**EXERCISE:** Write out the entire listing below exactly as it appears, minus any pictures.

(begin)

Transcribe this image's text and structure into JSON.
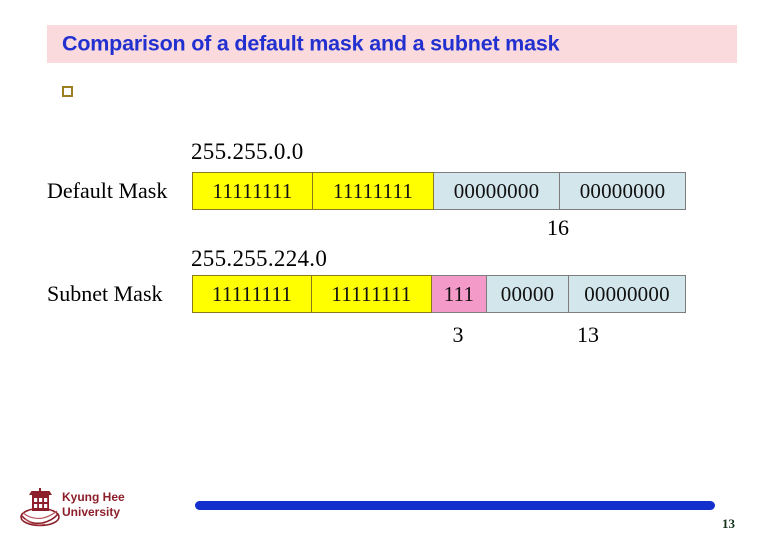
{
  "slide": {
    "title": "Comparison of a default mask and a subnet mask",
    "title_bg": "#fadadd",
    "title_color": "#2330d0",
    "bullet_icon": "hollow-square-bullet",
    "bullet_color": "#9c7d20"
  },
  "diagram": {
    "rows": [
      {
        "dotted_value": "255.255.0.0",
        "label": "Default Mask",
        "segments": [
          {
            "text": "11111111",
            "color": "#ffff00",
            "kind": "yellow"
          },
          {
            "text": "11111111",
            "color": "#ffff00",
            "kind": "yellow"
          },
          {
            "text": "00000000",
            "color": "#d3e6ec",
            "kind": "blue"
          },
          {
            "text": "00000000",
            "color": "#d3e6ec",
            "kind": "blue"
          }
        ],
        "counts": [
          {
            "value": "16",
            "meaning": "host-bits-count"
          }
        ]
      },
      {
        "dotted_value": "255.255.224.0",
        "label": "Subnet Mask",
        "segments": [
          {
            "text": "11111111",
            "color": "#ffff00",
            "kind": "yellow"
          },
          {
            "text": "11111111",
            "color": "#ffff00",
            "kind": "yellow"
          },
          {
            "text": "111",
            "color": "#f49ac8",
            "kind": "pink"
          },
          {
            "text": "00000",
            "color": "#d3e6ec",
            "kind": "blue"
          },
          {
            "text": "00000000",
            "color": "#d3e6ec",
            "kind": "blue"
          }
        ],
        "counts": [
          {
            "value": "3",
            "meaning": "subnet-bits-count"
          },
          {
            "value": "13",
            "meaning": "host-bits-count"
          }
        ]
      }
    ]
  },
  "footer": {
    "logo_icon": "kyung-hee-university-crest",
    "university_line1": "Kyung Hee",
    "university_line2": "University",
    "university_color": "#8c1f2a",
    "rule_color": "#1430cc",
    "page_number": "13"
  }
}
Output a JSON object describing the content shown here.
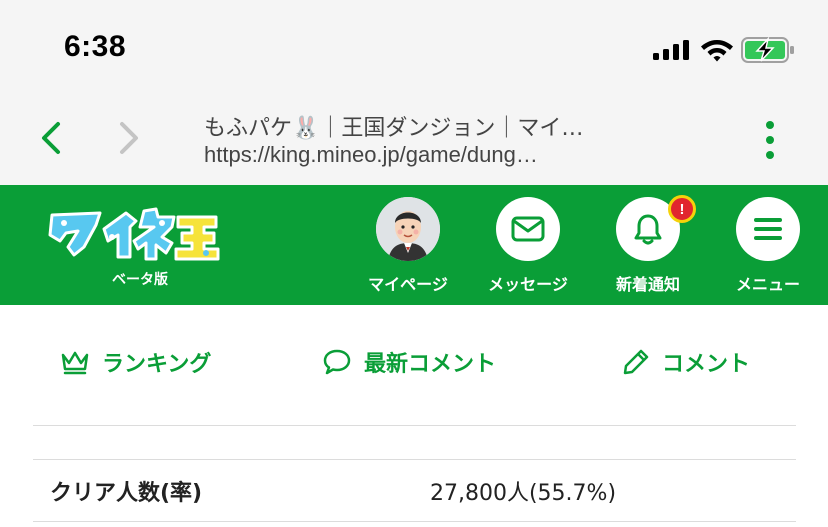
{
  "status_bar": {
    "time": "6:38"
  },
  "browser": {
    "title": "もふパケ🐰｜王国ダンジョン｜マイ…",
    "url": "https://king.mineo.jp/game/dung…"
  },
  "header": {
    "logo_text": "マイネ王",
    "logo_sub": "ベータ版",
    "mypage_label": "マイページ",
    "message_label": "メッセージ",
    "notification_label": "新着通知",
    "notification_badge": "!",
    "menu_label": "メニュー"
  },
  "tabs": {
    "ranking": "ランキング",
    "latest_comments": "最新コメント",
    "comment": "コメント"
  },
  "table": {
    "rows": [
      {
        "label": "クリア人数(率)",
        "value": "27,800人(55.7%)"
      }
    ]
  },
  "colors": {
    "brand_green": "#0a9e37",
    "badge_red": "#e1252e",
    "badge_ring": "#f5d20a",
    "battery_green": "#34c759"
  }
}
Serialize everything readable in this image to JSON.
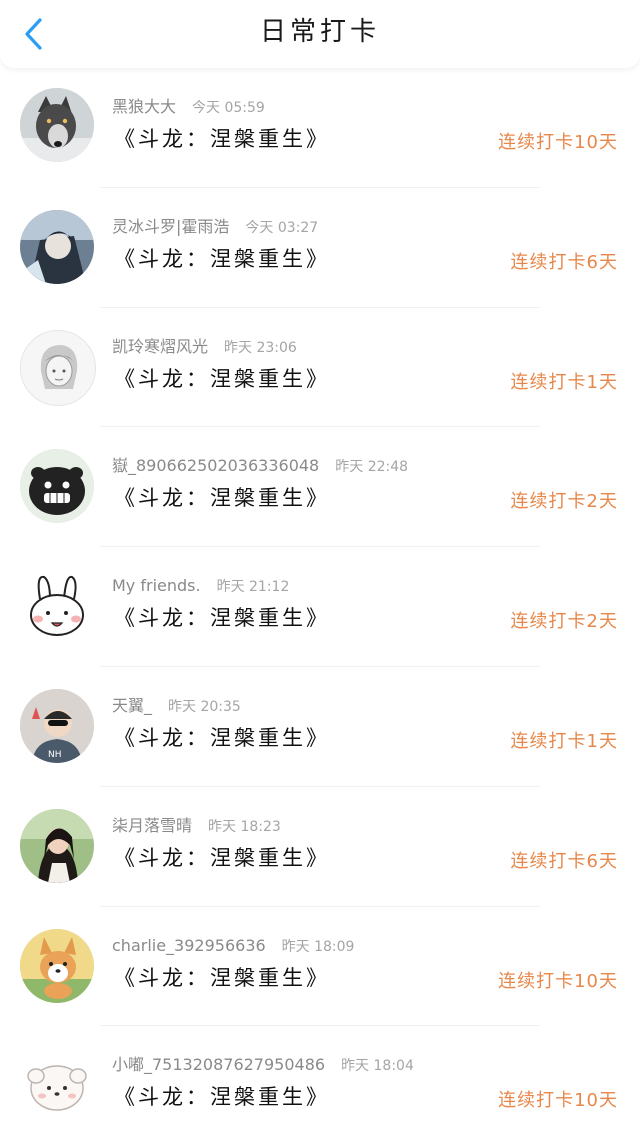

(end)

**EXERCISE SOLUTION:**
Transcribe this image's text and structure into JSON.
{
  "slide": {
    "title": "Comparison of a default mask and a subnet mask",
    "title_bg": "#fadadd",
    "title_color": "#2330d0",
    "bullet_icon": "hollow-square-bullet",
    "bullet_color": "#9c7d20"
  },
  "diagram": {
    "rows": [
      {
        "dotted_value": "255.255.0.0",
        "label": "Default Mask",
        "segments": [
          {
            "text": "11111111",
            "color": "#ffff00",
            "kind": "yellow"
          },
          {
            "text": "11111111",
            "color": "#ffff00",
            "kind": "yellow"
          },
          {
            "text": "00000000",
            "color": "#d3e6ec",
            "kind": "blue"
          },
          {
            "text": "00000000",
            "color": "#d3e6ec",
            "kind": "blue"
          }
        ],
        "counts": [
          {
            "value": "16",
            "meaning": "host-bits-count"
          }
        ]
      },
      {
        "dotted_value": "255.255.224.0",
        "label": "Subnet Mask",
        "segments": [
          {
            "text": "11111111",
            "color": "#ffff00",
            "kind": "yellow"
          },
          {
            "text": "11111111",
            "color": "#ffff00",
            "kind": "yellow"
          },
          {
            "text": "111",
            "color": "#f49ac8",
            "kind": "pink"
          },
          {
            "text": "00000",
            "color": "#d3e6ec",
            "kind": "blue"
          },
          {
            "text": "00000000",
            "color": "#d3e6ec",
            "kind": "blue"
          }
        ],
        "counts": [
          {
            "value": "3",
            "meaning": "subnet-bits-count"
          },
          {
            "value": "13",
            "meaning": "host-bits-count"
          }
        ]
      }
    ]
  },
  "footer": {
    "logo_icon": "kyung-hee-university-crest",
    "university_line1": "Kyung Hee",
    "university_line2": "University",
    "university_color": "#8c1f2a",
    "rule_color": "#1430cc",
    "page_number": "13"
  }
}
Output a JSON object describing the content shown here.
{
  "status_bar": {
    "time": "6:38"
  },
  "browser": {
    "title": "もふパケ🐰｜王国ダンジョン｜マイ…",
    "url": "https://king.mineo.jp/game/dung…"
  },
  "header": {
    "logo_text": "マイネ王",
    "logo_sub": "ベータ版",
    "mypage_label": "マイページ",
    "message_label": "メッセージ",
    "notification_label": "新着通知",
    "notification_badge": "!",
    "menu_label": "メニュー"
  },
  "tabs": {
    "ranking": "ランキング",
    "latest_comments": "最新コメント",
    "comment": "コメント"
  },
  "table": {
    "rows": [
      {
        "label": "クリア人数(率)",
        "value": "27,800人(55.7%)"
      }
    ]
  },
  "colors": {
    "brand_green": "#0a9e37",
    "badge_red": "#e1252e",
    "badge_ring": "#f5d20a",
    "battery_green": "#34c759"
  }
}
Serialize everything readable in this image to JSON.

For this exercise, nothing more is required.